# Forum Home Renovation Roofing  Do I need to repair sarking under my roof

## Michael957416

Sarking under my roof is damaged (about 2-3 rows) and I am wondering whether I need to repair them? 
I learned from web that a proper way to do it is to lift tiles and refit new ones. However I am a bit worried about it because 1) the cost 2) my tiled roof is 25 years old and I am worried any some lifting will cause more problem in the future, e.g. broken tiles and leaking. 
My questions are:
First, do I need to repair the sarking?
Second, if I do need to, is there any way to repair it without lifting tiles? Should I get a roofer or a handyman for the job? 
Thanks in advance.

----------


## sports fan

how is the sarking damaged? ripped?

----------


## Michael957416

> how is the sarking damaged? ripped?

  It is ripped in several places.

----------


## sports fan

> It is ripped in several places.

  for whats it worth i would tape it up the rips with sarking tape from inside the roof

----------


## bsrlee

Teh house I live in is over 60m years old, and the sarking has disintegrated to the stage that is is mostly dust & small fragments. We have no problems with leaks etc. so haven't bothered to replace anything - we do have fiberglass insulation on the ceiling.

----------


## Michael957416

Thanks for all advices.

----------

Rows from a layout dataset
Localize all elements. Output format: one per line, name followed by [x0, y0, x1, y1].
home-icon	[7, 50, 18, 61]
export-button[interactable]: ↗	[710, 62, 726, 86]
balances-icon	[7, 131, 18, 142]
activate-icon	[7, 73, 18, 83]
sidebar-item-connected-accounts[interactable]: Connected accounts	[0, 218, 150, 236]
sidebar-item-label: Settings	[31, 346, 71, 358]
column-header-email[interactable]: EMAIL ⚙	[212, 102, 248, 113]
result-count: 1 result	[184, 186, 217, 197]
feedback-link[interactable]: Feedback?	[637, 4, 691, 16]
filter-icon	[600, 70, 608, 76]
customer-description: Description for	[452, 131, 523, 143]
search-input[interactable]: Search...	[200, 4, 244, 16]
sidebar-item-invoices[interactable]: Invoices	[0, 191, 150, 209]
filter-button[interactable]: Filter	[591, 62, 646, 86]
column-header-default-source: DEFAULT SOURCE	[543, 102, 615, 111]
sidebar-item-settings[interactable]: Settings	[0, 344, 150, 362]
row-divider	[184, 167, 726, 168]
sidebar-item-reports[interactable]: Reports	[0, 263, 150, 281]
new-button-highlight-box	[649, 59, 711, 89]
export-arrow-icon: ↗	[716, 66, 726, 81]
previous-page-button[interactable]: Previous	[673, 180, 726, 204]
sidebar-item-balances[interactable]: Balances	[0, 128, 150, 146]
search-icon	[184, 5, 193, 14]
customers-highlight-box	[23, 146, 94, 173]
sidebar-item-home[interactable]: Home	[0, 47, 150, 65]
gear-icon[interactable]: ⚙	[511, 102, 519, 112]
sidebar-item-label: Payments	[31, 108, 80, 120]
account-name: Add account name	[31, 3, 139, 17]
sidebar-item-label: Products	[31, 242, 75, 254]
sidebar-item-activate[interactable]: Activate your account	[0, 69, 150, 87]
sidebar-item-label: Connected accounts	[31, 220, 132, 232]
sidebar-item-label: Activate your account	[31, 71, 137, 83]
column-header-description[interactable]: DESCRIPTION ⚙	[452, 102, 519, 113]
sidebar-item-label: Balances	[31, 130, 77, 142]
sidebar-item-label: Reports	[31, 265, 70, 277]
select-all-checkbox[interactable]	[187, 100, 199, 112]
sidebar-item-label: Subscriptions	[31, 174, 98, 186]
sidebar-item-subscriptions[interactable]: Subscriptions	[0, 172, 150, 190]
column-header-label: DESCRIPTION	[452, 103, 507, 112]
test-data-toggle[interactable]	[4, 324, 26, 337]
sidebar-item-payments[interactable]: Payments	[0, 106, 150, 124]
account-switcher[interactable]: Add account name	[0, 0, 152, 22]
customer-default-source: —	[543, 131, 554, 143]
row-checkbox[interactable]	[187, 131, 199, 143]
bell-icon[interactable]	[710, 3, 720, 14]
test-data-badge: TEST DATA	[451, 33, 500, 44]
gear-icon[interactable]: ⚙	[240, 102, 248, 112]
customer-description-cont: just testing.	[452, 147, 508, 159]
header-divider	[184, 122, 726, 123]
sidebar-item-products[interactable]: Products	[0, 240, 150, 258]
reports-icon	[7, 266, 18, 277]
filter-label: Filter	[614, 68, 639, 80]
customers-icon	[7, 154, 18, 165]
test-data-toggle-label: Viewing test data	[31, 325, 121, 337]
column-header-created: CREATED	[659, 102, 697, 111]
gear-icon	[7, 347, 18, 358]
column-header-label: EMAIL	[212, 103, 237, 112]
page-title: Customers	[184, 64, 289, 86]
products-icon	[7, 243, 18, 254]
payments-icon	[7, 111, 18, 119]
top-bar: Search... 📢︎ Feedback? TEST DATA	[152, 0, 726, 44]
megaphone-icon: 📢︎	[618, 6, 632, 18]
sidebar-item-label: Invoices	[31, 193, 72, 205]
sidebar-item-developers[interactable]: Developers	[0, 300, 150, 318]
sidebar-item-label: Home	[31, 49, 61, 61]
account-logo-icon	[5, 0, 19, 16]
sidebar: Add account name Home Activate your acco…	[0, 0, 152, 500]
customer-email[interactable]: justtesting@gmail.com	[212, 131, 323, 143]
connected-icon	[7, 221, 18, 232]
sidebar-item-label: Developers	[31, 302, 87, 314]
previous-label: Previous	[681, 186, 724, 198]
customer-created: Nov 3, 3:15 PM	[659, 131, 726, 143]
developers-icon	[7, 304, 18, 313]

- [PROBLEM TO WORK ON]
Please write out the whole forum thread on repairing roof sarking above, word for word.

- [WRITTEN SOLUTION]
# Forum Home Renovation Roofing  Do I need to repair sarking under my roof

## Michael957416

Sarking under my roof is damaged (about 2-3 rows) and I am wondering whether I need to repair them? 
I learned from web that a proper way to do it is to lift tiles and refit new ones. However I am a bit worried about it because 1) the cost 2) my tiled roof is 25 years old and I am worried any some lifting will cause more problem in the future, e.g. broken tiles and leaking. 
My questions are:
First, do I need to repair the sarking?
Second, if I do need to, is there any way to repair it without lifting tiles? Should I get a roofer or a handyman for the job? 
Thanks in advance.

----------


## sports fan

how is the sarking damaged? ripped?

----------


## Michael957416

> how is the sarking damaged? ripped?

  It is ripped in several places.

----------


## sports fan

> It is ripped in several places.

  for whats it worth i would tape it up the rips with sarking tape from inside the roof

----------


## bsrlee

Teh house I live in is over 60m years old, and the sarking has disintegrated to the stage that is is mostly dust & small fragments. We have no problems with leaks etc. so haven't bothered to replace anything - we do have fiberglass insulation on the ceiling.

----------


## Michael957416

Thanks for all advices.

----------